>>>

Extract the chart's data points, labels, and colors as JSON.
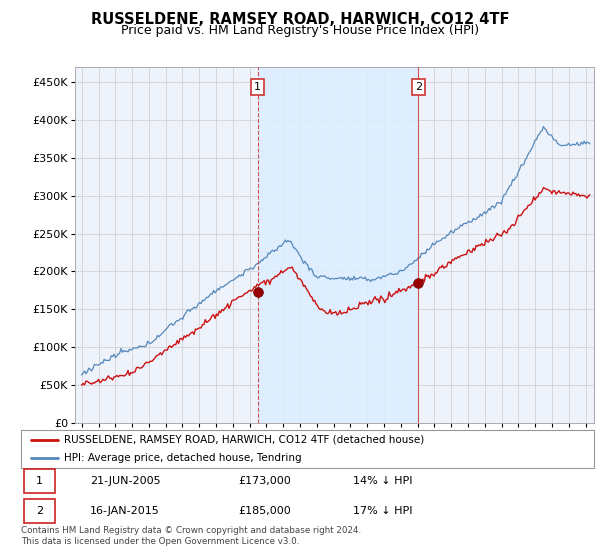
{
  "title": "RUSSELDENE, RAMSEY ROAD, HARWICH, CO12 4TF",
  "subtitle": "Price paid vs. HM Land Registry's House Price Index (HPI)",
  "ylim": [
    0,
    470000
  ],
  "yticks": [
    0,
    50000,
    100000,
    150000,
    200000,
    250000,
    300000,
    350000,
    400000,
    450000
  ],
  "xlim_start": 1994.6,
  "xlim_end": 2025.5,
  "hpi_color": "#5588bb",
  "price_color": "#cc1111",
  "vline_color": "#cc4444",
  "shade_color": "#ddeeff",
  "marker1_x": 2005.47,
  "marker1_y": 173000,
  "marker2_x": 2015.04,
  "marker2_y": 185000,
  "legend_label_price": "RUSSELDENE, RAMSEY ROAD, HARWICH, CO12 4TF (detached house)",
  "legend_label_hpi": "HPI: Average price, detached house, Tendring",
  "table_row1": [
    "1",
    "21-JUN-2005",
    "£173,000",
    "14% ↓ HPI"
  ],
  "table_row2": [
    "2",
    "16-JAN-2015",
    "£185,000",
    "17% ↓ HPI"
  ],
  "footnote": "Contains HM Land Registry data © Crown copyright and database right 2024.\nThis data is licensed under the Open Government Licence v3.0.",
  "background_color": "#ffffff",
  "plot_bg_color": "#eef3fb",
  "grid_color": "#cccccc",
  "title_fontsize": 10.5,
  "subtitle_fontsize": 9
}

<<<
>>>

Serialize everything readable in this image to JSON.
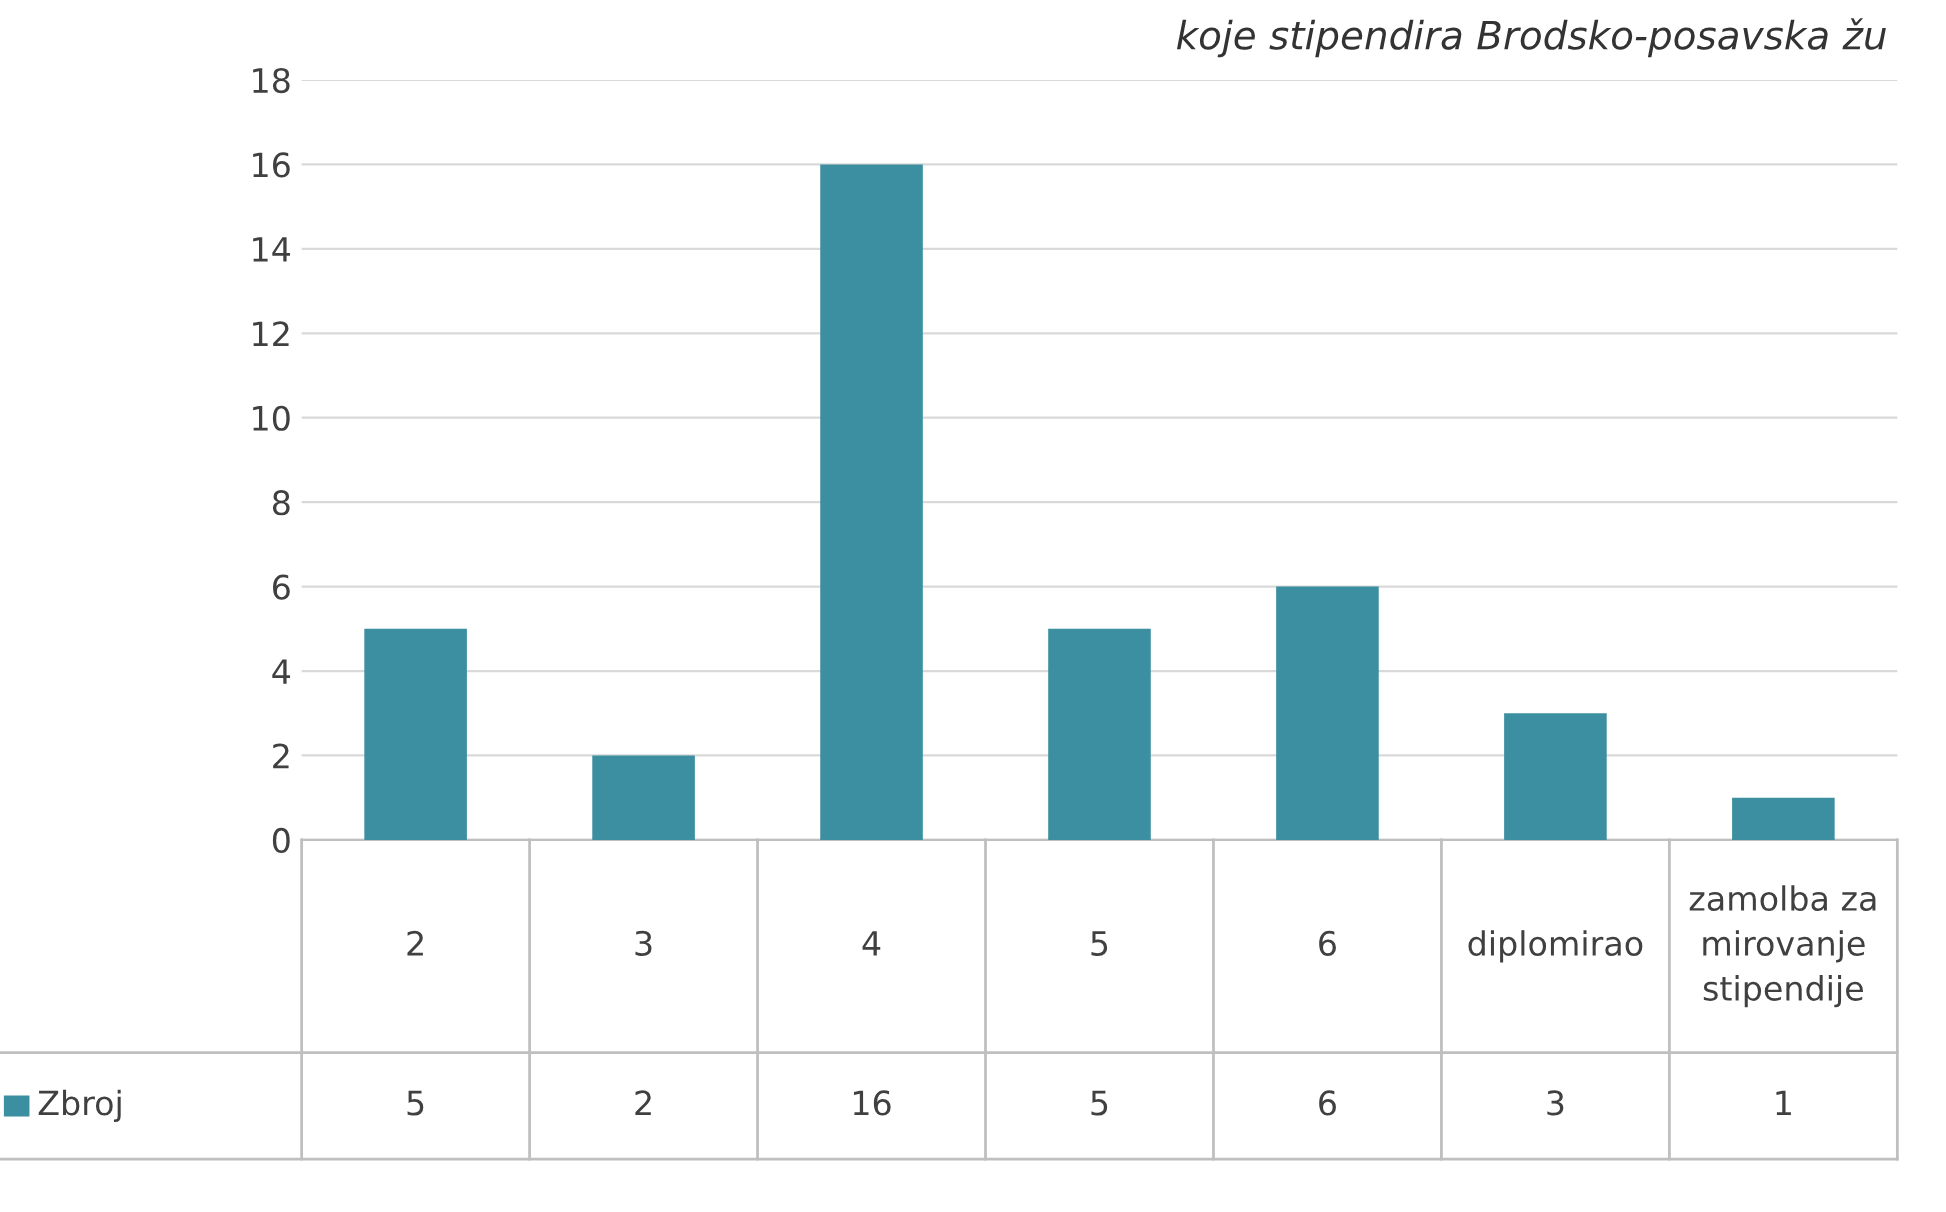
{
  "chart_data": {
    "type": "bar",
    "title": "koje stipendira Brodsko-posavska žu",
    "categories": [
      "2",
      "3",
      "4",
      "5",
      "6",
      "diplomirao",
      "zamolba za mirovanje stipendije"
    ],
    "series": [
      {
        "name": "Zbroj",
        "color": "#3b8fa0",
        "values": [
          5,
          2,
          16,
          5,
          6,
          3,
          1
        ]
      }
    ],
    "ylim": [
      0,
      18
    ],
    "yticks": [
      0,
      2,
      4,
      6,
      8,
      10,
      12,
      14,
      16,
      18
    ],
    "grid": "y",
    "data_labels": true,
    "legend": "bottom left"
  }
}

<<<

Task requirements
In the entries above, find lines with "HARWICH" and copy each.

Task solution
  "title": "RUSSELDENE, RAMSEY ROAD, HARWICH, CO12 4TF",
  "legend_label_price": "RUSSELDENE, RAMSEY ROAD, HARWICH, CO12 4TF (detached house)",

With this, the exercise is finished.